Problem to work on ▸ Search the entries below. Return every line that has "Lanka" in it.

[Dataset listings of figures]
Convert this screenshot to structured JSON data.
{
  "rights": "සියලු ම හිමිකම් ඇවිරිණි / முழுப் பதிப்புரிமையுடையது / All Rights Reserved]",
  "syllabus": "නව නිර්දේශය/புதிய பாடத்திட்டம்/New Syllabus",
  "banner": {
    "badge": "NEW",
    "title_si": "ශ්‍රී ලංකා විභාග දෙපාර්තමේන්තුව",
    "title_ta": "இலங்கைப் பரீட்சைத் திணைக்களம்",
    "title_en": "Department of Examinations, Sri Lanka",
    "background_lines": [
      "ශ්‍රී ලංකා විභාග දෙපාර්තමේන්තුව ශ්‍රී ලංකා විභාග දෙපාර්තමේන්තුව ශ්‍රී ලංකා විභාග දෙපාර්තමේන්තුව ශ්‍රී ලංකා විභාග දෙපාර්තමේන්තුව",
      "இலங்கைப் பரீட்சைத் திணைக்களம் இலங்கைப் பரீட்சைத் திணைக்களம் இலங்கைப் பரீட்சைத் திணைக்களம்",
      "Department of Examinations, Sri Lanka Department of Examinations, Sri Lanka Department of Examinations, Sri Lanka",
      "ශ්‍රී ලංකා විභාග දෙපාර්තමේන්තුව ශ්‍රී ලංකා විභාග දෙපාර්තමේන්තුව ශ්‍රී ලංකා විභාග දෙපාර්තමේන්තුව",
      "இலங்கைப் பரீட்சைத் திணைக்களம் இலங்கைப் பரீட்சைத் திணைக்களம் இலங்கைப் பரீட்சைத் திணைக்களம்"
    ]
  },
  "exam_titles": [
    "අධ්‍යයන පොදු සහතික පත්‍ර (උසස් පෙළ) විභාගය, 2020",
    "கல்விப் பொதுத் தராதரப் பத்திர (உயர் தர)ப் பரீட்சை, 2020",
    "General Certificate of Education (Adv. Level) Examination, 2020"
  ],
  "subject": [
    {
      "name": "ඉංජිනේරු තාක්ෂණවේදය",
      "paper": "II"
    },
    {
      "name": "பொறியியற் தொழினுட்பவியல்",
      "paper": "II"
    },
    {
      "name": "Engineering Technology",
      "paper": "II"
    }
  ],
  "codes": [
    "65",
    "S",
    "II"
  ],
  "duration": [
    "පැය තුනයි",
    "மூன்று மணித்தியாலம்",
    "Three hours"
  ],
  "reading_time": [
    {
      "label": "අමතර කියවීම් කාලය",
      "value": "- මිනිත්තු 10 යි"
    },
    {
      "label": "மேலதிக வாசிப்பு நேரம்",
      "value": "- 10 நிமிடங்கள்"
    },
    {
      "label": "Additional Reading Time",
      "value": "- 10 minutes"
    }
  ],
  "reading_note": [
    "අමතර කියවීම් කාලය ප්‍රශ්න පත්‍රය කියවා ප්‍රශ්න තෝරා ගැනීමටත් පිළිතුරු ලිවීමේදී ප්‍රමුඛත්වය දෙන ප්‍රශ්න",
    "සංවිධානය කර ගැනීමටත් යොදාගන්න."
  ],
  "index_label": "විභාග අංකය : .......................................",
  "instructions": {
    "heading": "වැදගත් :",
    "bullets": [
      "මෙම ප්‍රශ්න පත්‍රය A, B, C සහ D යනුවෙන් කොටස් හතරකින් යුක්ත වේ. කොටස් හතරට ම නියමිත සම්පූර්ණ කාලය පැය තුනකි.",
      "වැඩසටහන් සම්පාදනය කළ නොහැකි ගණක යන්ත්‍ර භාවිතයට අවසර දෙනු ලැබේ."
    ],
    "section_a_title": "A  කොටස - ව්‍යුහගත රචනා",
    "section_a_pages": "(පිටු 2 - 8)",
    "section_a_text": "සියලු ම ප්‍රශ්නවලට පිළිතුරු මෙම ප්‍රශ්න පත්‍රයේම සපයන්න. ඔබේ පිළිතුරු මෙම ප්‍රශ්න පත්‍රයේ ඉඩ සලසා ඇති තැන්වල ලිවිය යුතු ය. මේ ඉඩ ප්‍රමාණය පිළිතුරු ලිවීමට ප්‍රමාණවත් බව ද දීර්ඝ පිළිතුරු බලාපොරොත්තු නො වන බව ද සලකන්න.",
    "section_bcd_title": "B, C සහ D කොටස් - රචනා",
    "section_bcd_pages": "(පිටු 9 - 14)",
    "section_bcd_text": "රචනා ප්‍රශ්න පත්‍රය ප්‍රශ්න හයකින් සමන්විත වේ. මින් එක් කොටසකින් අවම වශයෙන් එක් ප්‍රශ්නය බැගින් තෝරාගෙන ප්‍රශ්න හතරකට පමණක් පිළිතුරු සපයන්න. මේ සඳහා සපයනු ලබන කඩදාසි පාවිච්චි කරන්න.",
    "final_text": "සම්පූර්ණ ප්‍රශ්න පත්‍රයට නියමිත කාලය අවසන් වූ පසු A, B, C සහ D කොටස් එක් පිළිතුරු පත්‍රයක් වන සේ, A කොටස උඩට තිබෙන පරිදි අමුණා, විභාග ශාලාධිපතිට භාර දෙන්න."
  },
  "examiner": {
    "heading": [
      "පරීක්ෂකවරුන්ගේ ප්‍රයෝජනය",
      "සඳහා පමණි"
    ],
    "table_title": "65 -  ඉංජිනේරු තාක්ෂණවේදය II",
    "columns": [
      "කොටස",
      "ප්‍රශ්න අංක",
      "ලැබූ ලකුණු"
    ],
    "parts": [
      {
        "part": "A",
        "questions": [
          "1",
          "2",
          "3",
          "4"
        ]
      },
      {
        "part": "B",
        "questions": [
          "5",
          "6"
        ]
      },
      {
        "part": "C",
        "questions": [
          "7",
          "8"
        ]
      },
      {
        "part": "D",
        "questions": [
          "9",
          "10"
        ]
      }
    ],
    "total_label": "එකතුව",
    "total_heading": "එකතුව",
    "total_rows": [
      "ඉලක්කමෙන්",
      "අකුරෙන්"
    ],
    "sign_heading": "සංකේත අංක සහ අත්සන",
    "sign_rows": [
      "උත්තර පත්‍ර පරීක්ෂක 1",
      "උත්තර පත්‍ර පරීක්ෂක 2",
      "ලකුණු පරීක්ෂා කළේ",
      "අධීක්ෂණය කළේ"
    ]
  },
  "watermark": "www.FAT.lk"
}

Response below ▸
    "title_en": "Department of Examinations, Sri Lanka",
      "Department of Examinations, Sri Lanka Department of Examinations, Sri Lanka Department of Examinations, Sri Lanka",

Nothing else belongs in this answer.